Figure collection entries

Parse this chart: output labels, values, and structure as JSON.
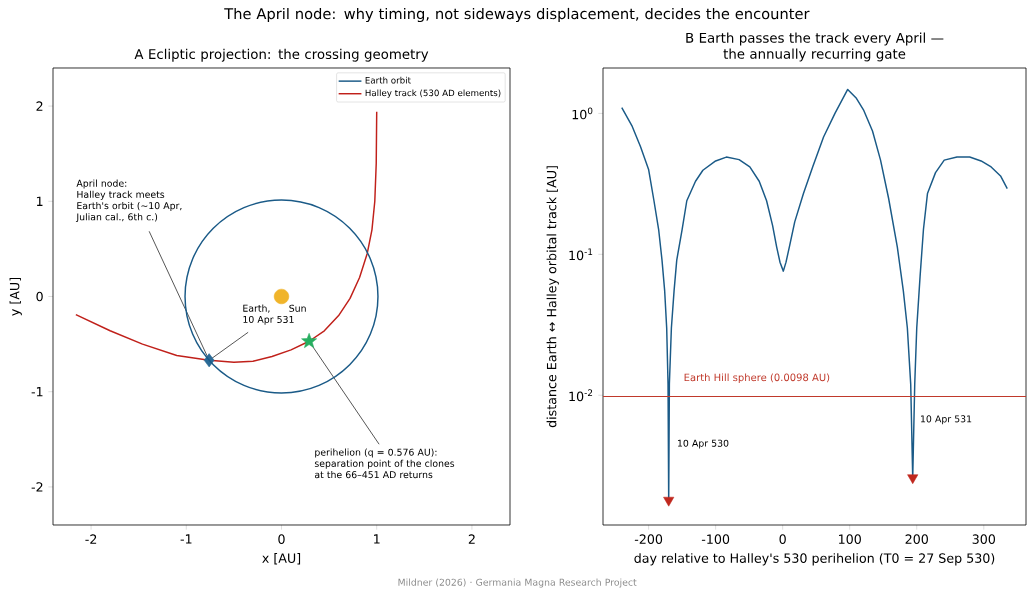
{
  "chart_data": [
    {
      "type": "line",
      "title": "The April node: why timing, not sideways displacement, decides the encounter",
      "subtitle": "A  Ecliptic projection: the crossing geometry",
      "xlabel": "x [AU]",
      "ylabel": "y [AU]",
      "xlim": [
        -2.4,
        2.4
      ],
      "ylim": [
        -2.4,
        2.4
      ],
      "xticks": [
        -2,
        -1,
        0,
        1,
        2
      ],
      "yticks": [
        -2,
        -1,
        0,
        1,
        2
      ],
      "legend": "top right",
      "series": [
        {
          "name": "Halley track (530 AD elements)",
          "color": "#c0201a",
          "x": [
            -2.16,
            -1.8,
            -1.46,
            -1.1,
            -0.76,
            -0.5,
            -0.3,
            -0.1,
            0.1,
            0.29,
            0.45,
            0.6,
            0.72,
            0.82,
            0.9,
            0.95,
            0.98,
            0.995,
            1.0
          ],
          "values": [
            -0.19,
            -0.36,
            -0.5,
            -0.62,
            -0.67,
            -0.69,
            -0.68,
            -0.63,
            -0.56,
            -0.47,
            -0.36,
            -0.2,
            -0.02,
            0.2,
            0.45,
            0.7,
            1.0,
            1.4,
            1.94
          ]
        },
        {
          "type": "scatter",
          "marker": "circle",
          "color": "#f0b42a",
          "x": [
            0
          ],
          "values": [
            0
          ]
        },
        {
          "type": "scatter",
          "marker": "diamond",
          "color": "#2a6a96",
          "x": [
            -0.76
          ],
          "values": [
            -0.67
          ]
        },
        {
          "type": "scatter",
          "marker": "star",
          "color": "#27ae60",
          "x": [
            0.29
          ],
          "values": [
            -0.47
          ]
        }
      ],
      "annotations": [
        {
          "text": "April node:\nHalley track meets\nEarth's orbit (~10 Apr,\nJulian cal., 6th c.)",
          "x": -0.76,
          "y": -0.67
        },
        {
          "text": "Earth,\n10 Apr 531",
          "x": -0.76,
          "y": -0.67
        },
        {
          "text": "Sun",
          "x": 0,
          "y": 0
        },
        {
          "text": "perihelion (q = 0.576 AU):\nseparation point of the clones\nat the 66–451 AD returns",
          "x": 0.29,
          "y": -0.47
        },
        "Earth orbit"
      ]
    },
    {
      "type": "line",
      "title": "B  Earth passes the track every April —\nthe annually recurring gate",
      "xlabel": "day relative to Halley's 530 perihelion (T0 = 27 Sep 530)",
      "ylabel": "distance Earth ↔ Halley orbital track [AU]",
      "log": "y",
      "xlim": [
        -268,
        363
      ],
      "ylim": [
        0.0012,
        2.1
      ],
      "xticks": [
        -200,
        -100,
        0,
        100,
        200,
        300
      ],
      "yticks": [
        {
          "value": 1,
          "label": "10$^{0}$"
        },
        {
          "value": 0.1,
          "label": "10$^{-1}$"
        },
        {
          "value": 0.01,
          "label": "10$^{-2}$"
        }
      ],
      "ref_lines": [
        {
          "axis": "y",
          "value": 0.0098,
          "label": "Earth Hill sphere (0.0098 AU)",
          "color": "#c0392b"
        }
      ],
      "series": [
        {
          "color": "#1a5a87",
          "x": [
            -240,
            -225,
            -212,
            -200,
            -192,
            -185,
            -180,
            -176,
            -173,
            -171,
            -170,
            -169,
            -166,
            -162,
            -158,
            -150,
            -143,
            -130,
            -119,
            -100,
            -84,
            -65,
            -49,
            -35,
            -24,
            -15,
            -9,
            -4,
            1,
            5,
            10,
            18,
            31,
            45,
            61,
            78,
            97,
            110,
            121,
            134,
            146,
            158,
            171,
            180,
            186,
            191,
            194,
            197,
            200,
            205,
            210,
            216,
            228,
            241,
            260,
            279,
            296,
            311,
            325,
            335
          ],
          "values": [
            1.1,
            0.82,
            0.58,
            0.4,
            0.24,
            0.15,
            0.091,
            0.055,
            0.03,
            0.012,
            0.0018,
            0.012,
            0.03,
            0.055,
            0.091,
            0.15,
            0.24,
            0.33,
            0.395,
            0.46,
            0.49,
            0.47,
            0.417,
            0.33,
            0.24,
            0.16,
            0.113,
            0.088,
            0.076,
            0.088,
            0.113,
            0.17,
            0.27,
            0.42,
            0.68,
            1.0,
            1.48,
            1.28,
            1.05,
            0.75,
            0.466,
            0.25,
            0.113,
            0.055,
            0.03,
            0.012,
            0.0026,
            0.012,
            0.03,
            0.07,
            0.15,
            0.27,
            0.38,
            0.466,
            0.49,
            0.49,
            0.46,
            0.417,
            0.36,
            0.293
          ]
        },
        {
          "type": "scatter",
          "marker": "triangle",
          "color": "#c0281e",
          "x": [
            -170,
            194
          ],
          "values": [
            0.0018,
            0.0026
          ]
        }
      ],
      "annotations": [
        {
          "text": "10 Apr 530",
          "x": -170,
          "y": 0.0045
        },
        {
          "text": "10 Apr 531",
          "x": 194,
          "y": 0.0067
        },
        "Mildner (2026) · Germania Magna Research Project"
      ]
    }
  ]
}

◆ JOB
Output all of the records exactly as they appear above, but not the pictures.

◆ RESULT FOR THIS EXERCISE
Parse this chart: output labels, values, and structure as JSON.
{
  "chart_data": [
    {
      "type": "line",
      "title": "The April node: why timing, not sideways displacement, decides the encounter",
      "subtitle": "A  Ecliptic projection: the crossing geometry",
      "xlabel": "x [AU]",
      "ylabel": "y [AU]",
      "xlim": [
        -2.4,
        2.4
      ],
      "ylim": [
        -2.4,
        2.4
      ],
      "xticks": [
        -2,
        -1,
        0,
        1,
        2
      ],
      "yticks": [
        -2,
        -1,
        0,
        1,
        2
      ],
      "legend": "top right",
      "series": [
        {
          "name": "Halley track (530 AD elements)",
          "color": "#c0201a",
          "x": [
            -2.16,
            -1.8,
            -1.46,
            -1.1,
            -0.76,
            -0.5,
            -0.3,
            -0.1,
            0.1,
            0.29,
            0.45,
            0.6,
            0.72,
            0.82,
            0.9,
            0.95,
            0.98,
            0.995,
            1.0
          ],
          "values": [
            -0.19,
            -0.36,
            -0.5,
            -0.62,
            -0.67,
            -0.69,
            -0.68,
            -0.63,
            -0.56,
            -0.47,
            -0.36,
            -0.2,
            -0.02,
            0.2,
            0.45,
            0.7,
            1.0,
            1.4,
            1.94
          ]
        },
        {
          "type": "scatter",
          "marker": "circle",
          "color": "#f0b42a",
          "x": [
            0
          ],
          "values": [
            0
          ]
        },
        {
          "type": "scatter",
          "marker": "diamond",
          "color": "#2a6a96",
          "x": [
            -0.76
          ],
          "values": [
            -0.67
          ]
        },
        {
          "type": "scatter",
          "marker": "star",
          "color": "#27ae60",
          "x": [
            0.29
          ],
          "values": [
            -0.47
          ]
        }
      ],
      "annotations": [
        {
          "text": "April node:\nHalley track meets\nEarth's orbit (~10 Apr,\nJulian cal., 6th c.)",
          "x": -0.76,
          "y": -0.67
        },
        {
          "text": "Earth,\n10 Apr 531",
          "x": -0.76,
          "y": -0.67
        },
        {
          "text": "Sun",
          "x": 0,
          "y": 0
        },
        {
          "text": "perihelion (q = 0.576 AU):\nseparation point of the clones\nat the 66–451 AD returns",
          "x": 0.29,
          "y": -0.47
        },
        "Earth orbit"
      ]
    },
    {
      "type": "line",
      "title": "B  Earth passes the track every April —\nthe annually recurring gate",
      "xlabel": "day relative to Halley's 530 perihelion (T0 = 27 Sep 530)",
      "ylabel": "distance Earth ↔ Halley orbital track [AU]",
      "log": "y",
      "xlim": [
        -268,
        363
      ],
      "ylim": [
        0.0012,
        2.1
      ],
      "xticks": [
        -200,
        -100,
        0,
        100,
        200,
        300
      ],
      "yticks": [
        {
          "value": 1,
          "label": "10$^{0}$"
        },
        {
          "value": 0.1,
          "label": "10$^{-1}$"
        },
        {
          "value": 0.01,
          "label": "10$^{-2}$"
        }
      ],
      "ref_lines": [
        {
          "axis": "y",
          "value": 0.0098,
          "label": "Earth Hill sphere (0.0098 AU)",
          "color": "#c0392b"
        }
      ],
      "series": [
        {
          "color": "#1a5a87",
          "x": [
            -240,
            -225,
            -212,
            -200,
            -192,
            -185,
            -180,
            -176,
            -173,
            -171,
            -170,
            -169,
            -166,
            -162,
            -158,
            -150,
            -143,
            -130,
            -119,
            -100,
            -84,
            -65,
            -49,
            -35,
            -24,
            -15,
            -9,
            -4,
            1,
            5,
            10,
            18,
            31,
            45,
            61,
            78,
            97,
            110,
            121,
            134,
            146,
            158,
            171,
            180,
            186,
            191,
            194,
            197,
            200,
            205,
            210,
            216,
            228,
            241,
            260,
            279,
            296,
            311,
            325,
            335
          ],
          "values": [
            1.1,
            0.82,
            0.58,
            0.4,
            0.24,
            0.15,
            0.091,
            0.055,
            0.03,
            0.012,
            0.0018,
            0.012,
            0.03,
            0.055,
            0.091,
            0.15,
            0.24,
            0.33,
            0.395,
            0.46,
            0.49,
            0.47,
            0.417,
            0.33,
            0.24,
            0.16,
            0.113,
            0.088,
            0.076,
            0.088,
            0.113,
            0.17,
            0.27,
            0.42,
            0.68,
            1.0,
            1.48,
            1.28,
            1.05,
            0.75,
            0.466,
            0.25,
            0.113,
            0.055,
            0.03,
            0.012,
            0.0026,
            0.012,
            0.03,
            0.07,
            0.15,
            0.27,
            0.38,
            0.466,
            0.49,
            0.49,
            0.46,
            0.417,
            0.36,
            0.293
          ]
        },
        {
          "type": "scatter",
          "marker": "triangle",
          "color": "#c0281e",
          "x": [
            -170,
            194
          ],
          "values": [
            0.0018,
            0.0026
          ]
        }
      ],
      "annotations": [
        {
          "text": "10 Apr 530",
          "x": -170,
          "y": 0.0045
        },
        {
          "text": "10 Apr 531",
          "x": 194,
          "y": 0.0067
        },
        "Mildner (2026) · Germania Magna Research Project"
      ]
    }
  ]
}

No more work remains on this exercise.